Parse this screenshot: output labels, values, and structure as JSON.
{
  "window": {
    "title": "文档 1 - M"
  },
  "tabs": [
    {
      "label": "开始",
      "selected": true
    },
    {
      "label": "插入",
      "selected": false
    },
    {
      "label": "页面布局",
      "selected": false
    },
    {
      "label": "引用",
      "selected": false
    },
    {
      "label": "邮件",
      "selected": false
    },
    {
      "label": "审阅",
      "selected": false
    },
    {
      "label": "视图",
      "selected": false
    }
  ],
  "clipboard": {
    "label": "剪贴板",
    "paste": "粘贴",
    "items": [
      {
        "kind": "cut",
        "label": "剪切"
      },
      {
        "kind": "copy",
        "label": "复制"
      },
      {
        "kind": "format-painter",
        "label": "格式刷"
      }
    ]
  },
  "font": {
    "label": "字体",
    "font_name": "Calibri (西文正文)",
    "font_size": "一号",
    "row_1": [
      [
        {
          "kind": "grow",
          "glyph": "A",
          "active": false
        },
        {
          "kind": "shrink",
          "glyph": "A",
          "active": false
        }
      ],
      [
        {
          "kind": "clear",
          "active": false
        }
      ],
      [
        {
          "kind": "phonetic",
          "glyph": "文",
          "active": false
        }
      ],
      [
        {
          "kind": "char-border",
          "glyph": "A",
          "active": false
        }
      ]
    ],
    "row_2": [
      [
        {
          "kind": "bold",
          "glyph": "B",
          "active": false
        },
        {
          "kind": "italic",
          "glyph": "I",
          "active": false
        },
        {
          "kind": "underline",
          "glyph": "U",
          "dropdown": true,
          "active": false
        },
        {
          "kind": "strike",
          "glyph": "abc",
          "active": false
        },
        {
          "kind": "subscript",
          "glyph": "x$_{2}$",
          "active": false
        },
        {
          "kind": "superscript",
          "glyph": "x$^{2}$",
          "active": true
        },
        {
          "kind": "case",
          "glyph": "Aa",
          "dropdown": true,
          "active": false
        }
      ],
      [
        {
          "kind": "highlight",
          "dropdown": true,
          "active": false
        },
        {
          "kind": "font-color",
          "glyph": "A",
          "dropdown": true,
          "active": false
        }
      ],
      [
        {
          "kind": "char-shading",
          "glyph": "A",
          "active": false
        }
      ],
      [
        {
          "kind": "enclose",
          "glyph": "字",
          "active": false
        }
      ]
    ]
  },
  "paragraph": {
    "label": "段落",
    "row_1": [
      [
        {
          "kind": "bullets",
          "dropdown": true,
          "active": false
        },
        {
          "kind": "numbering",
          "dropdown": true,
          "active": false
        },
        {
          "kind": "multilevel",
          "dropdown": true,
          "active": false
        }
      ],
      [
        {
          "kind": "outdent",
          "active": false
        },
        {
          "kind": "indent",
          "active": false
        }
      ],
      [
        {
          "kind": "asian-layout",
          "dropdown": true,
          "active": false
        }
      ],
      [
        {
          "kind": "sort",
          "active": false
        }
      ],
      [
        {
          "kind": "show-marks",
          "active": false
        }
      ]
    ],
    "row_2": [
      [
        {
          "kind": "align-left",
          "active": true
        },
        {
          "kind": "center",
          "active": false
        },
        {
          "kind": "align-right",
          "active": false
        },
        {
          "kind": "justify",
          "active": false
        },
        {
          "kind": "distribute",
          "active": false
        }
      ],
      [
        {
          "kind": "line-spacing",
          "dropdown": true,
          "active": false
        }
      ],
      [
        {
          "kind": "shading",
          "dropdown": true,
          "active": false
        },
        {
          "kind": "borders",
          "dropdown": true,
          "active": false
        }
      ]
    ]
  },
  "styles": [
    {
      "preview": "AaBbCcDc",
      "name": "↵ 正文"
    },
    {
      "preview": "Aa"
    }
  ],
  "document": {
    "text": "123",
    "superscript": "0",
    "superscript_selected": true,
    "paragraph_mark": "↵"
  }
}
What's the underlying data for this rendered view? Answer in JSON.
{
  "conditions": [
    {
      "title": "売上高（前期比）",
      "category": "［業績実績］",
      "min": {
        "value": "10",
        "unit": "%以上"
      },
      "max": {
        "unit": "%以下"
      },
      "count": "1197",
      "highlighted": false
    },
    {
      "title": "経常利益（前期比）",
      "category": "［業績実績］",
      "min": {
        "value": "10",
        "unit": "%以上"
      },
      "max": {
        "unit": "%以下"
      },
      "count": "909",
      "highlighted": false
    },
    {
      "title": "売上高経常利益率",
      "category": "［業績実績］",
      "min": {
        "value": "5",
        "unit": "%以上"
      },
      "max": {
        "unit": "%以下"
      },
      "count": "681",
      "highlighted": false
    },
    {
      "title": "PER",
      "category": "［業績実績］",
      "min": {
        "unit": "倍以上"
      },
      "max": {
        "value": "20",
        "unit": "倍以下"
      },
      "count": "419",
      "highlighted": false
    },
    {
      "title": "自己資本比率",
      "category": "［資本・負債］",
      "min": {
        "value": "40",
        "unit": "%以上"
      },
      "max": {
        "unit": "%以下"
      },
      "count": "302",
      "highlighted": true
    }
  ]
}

····················

** What the exercise asks **
Print from the line containing "What's the underlying" to the last line above, exactly as written.

** Exercise output **
What's the underlying data for this rendered view? Answer in JSON.
{
  "conditions": [
    {
      "title": "売上高（前期比）",
      "category": "［業績実績］",
      "min": {
        "value": "10",
        "unit": "%以上"
      },
      "max": {
        "unit": "%以下"
      },
      "count": "1197",
      "highlighted": false
    },
    {
      "title": "経常利益（前期比）",
      "category": "［業績実績］",
      "min": {
        "value": "10",
        "unit": "%以上"
      },
      "max": {
        "unit": "%以下"
      },
      "count": "909",
      "highlighted": false
    },
    {
      "title": "売上高経常利益率",
      "category": "［業績実績］",
      "min": {
        "value": "5",
        "unit": "%以上"
      },
      "max": {
        "unit": "%以下"
      },
      "count": "681",
      "highlighted": false
    },
    {
      "title": "PER",
      "category": "［業績実績］",
      "min": {
        "unit": "倍以上"
      },
      "max": {
        "value": "20",
        "unit": "倍以下"
      },
      "count": "419",
      "highlighted": false
    },
    {
      "title": "自己資本比率",
      "category": "［資本・負債］",
      "min": {
        "value": "40",
        "unit": "%以上"
      },
      "max": {
        "unit": "%以下"
      },
      "count": "302",
      "highlighted": true
    }
  ]
}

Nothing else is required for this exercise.